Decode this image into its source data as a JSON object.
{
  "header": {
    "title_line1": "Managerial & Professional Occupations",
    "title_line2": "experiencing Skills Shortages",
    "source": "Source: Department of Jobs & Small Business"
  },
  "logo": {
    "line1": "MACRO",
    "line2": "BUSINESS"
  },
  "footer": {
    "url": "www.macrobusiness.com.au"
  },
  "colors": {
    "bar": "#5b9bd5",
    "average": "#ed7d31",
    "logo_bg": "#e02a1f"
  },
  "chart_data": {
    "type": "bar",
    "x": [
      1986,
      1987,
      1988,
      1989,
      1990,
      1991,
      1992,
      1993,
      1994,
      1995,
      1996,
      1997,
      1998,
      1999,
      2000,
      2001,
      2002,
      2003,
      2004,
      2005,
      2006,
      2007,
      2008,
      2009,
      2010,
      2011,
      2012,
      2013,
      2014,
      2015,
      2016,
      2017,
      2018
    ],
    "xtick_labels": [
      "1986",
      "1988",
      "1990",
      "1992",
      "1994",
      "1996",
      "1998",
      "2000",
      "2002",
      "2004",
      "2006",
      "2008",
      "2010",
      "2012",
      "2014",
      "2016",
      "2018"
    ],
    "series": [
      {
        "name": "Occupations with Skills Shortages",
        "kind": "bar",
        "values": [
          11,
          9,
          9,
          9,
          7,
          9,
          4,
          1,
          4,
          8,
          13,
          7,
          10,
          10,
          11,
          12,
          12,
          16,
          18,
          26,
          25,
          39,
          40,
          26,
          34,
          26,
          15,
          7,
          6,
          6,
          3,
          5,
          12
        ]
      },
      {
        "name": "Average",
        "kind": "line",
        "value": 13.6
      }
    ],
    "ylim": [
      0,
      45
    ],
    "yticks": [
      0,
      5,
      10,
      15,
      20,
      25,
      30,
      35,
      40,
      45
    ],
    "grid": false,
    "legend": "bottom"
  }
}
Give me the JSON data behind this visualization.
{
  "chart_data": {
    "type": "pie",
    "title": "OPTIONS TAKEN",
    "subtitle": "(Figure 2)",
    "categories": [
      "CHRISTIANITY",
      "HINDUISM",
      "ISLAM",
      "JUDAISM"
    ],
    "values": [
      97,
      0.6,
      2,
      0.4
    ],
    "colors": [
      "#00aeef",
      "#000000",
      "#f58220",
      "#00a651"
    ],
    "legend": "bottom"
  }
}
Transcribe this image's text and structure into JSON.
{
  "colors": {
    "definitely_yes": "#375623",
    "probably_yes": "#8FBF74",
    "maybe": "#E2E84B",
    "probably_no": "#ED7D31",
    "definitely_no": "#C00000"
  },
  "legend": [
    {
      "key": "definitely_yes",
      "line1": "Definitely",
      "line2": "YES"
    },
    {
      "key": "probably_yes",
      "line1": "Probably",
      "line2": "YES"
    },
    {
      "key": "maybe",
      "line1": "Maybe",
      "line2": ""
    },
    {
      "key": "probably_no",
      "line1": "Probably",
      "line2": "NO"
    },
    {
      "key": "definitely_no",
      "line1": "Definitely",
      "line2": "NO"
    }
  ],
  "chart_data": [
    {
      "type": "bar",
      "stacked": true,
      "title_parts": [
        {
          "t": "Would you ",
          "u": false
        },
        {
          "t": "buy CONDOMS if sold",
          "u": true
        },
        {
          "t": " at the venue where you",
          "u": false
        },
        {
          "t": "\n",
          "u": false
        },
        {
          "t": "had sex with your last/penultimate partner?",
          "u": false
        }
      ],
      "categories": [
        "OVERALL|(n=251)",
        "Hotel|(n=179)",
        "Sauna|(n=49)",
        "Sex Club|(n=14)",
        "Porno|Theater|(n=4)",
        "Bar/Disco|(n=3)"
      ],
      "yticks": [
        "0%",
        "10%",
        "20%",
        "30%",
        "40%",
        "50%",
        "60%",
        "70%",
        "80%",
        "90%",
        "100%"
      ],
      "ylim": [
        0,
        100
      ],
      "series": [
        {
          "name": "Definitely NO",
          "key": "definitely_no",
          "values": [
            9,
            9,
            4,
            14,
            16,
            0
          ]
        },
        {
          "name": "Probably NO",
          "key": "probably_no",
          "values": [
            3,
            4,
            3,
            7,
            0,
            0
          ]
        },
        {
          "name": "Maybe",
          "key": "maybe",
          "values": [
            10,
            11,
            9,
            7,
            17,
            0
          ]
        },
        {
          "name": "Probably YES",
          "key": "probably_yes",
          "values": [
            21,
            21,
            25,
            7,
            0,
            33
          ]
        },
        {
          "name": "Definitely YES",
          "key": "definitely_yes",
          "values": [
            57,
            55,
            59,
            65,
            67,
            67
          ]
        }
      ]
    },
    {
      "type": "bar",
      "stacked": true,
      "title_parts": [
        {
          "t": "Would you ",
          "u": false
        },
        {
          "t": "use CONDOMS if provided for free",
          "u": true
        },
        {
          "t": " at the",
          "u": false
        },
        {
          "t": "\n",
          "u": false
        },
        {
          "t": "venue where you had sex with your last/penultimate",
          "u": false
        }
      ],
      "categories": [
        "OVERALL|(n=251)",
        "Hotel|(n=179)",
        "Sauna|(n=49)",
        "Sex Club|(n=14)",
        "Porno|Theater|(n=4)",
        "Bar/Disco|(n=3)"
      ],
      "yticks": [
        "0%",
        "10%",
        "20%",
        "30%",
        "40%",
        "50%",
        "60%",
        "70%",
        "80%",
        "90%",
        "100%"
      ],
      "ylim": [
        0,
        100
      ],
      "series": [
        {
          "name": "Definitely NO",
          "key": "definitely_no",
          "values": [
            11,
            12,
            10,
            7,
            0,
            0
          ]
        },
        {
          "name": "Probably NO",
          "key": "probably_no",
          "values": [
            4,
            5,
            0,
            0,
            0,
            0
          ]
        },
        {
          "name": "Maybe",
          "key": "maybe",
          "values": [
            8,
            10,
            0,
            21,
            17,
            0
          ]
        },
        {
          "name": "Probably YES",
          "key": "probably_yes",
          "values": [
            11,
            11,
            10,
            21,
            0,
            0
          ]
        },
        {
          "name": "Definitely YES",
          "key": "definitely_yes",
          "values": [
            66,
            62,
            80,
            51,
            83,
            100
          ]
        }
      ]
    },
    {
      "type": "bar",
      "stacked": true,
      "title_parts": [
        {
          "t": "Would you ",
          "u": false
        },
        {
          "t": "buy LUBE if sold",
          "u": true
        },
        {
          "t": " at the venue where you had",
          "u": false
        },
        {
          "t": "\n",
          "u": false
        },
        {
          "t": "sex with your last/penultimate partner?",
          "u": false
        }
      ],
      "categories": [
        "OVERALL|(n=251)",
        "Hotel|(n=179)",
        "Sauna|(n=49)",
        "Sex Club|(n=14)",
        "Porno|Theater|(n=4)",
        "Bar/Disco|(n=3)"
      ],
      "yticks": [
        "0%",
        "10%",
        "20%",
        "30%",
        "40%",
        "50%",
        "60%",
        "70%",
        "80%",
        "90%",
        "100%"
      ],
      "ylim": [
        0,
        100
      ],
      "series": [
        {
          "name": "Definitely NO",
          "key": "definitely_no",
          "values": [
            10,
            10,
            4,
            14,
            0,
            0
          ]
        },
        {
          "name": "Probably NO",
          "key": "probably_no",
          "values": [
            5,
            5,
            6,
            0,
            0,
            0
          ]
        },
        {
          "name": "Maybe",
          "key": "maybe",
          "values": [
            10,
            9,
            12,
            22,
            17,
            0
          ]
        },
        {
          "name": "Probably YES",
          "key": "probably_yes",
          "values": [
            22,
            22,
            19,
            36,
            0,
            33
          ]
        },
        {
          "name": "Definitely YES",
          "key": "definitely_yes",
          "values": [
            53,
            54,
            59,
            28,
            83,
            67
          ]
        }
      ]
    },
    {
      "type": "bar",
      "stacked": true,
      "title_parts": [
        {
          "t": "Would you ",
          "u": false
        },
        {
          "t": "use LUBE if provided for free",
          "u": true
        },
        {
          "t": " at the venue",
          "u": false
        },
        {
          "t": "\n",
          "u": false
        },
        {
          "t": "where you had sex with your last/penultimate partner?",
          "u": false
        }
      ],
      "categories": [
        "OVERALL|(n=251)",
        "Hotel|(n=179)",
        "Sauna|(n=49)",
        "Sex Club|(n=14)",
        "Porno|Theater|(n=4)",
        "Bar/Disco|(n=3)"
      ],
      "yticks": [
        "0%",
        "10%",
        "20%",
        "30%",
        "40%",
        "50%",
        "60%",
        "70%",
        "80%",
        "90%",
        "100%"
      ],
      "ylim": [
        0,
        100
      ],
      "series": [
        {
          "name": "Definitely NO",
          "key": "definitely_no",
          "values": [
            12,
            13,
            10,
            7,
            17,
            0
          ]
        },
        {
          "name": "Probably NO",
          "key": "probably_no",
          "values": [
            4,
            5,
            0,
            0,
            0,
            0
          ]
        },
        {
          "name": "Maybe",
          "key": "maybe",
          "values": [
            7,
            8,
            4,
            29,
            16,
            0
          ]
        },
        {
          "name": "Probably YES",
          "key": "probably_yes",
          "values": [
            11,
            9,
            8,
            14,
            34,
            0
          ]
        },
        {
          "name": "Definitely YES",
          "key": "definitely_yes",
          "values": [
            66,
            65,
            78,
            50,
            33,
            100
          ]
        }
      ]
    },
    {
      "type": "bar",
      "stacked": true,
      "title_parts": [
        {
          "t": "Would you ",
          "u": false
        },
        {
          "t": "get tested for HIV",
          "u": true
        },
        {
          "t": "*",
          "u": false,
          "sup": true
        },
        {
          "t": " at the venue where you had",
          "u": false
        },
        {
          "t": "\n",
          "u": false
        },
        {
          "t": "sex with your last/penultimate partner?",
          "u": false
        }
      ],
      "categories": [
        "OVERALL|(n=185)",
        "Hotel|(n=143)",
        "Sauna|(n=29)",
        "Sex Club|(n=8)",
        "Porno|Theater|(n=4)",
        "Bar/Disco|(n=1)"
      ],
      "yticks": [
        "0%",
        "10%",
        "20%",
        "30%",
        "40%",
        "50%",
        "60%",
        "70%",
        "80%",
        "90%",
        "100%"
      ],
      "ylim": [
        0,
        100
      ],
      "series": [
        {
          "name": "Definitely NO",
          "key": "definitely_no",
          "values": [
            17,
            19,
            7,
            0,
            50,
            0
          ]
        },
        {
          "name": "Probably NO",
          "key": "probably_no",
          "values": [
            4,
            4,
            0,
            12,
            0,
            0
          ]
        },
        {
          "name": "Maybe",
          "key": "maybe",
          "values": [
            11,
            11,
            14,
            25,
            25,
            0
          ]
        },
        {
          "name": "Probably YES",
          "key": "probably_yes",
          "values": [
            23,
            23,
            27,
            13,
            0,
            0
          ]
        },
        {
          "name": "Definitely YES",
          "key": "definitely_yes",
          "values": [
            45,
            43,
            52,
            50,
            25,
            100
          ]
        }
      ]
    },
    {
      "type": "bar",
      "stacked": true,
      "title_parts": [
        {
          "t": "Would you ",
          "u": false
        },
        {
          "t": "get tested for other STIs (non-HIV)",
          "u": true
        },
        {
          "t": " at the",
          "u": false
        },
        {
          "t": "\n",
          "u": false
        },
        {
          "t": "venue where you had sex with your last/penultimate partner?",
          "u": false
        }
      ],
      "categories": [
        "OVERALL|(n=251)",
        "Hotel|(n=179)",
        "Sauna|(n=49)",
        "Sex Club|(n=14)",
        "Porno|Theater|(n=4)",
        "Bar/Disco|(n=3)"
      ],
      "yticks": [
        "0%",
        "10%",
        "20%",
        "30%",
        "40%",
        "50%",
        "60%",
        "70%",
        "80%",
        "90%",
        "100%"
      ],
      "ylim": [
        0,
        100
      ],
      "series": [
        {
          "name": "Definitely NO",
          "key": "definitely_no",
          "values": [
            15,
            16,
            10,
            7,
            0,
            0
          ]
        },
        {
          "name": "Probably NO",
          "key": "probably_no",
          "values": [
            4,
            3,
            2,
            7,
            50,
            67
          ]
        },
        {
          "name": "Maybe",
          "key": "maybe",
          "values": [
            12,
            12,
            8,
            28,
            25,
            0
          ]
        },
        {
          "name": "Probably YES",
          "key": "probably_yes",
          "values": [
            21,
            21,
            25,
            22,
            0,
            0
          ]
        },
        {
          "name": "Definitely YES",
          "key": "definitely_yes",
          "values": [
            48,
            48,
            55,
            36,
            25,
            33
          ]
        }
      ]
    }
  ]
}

→ **Instructions to follow**
Copy each line from the records above that includes the string "LUBE".

→ **The completed task**
          "t": "buy LUBE if sold",
          "t": "use LUBE if provided for free",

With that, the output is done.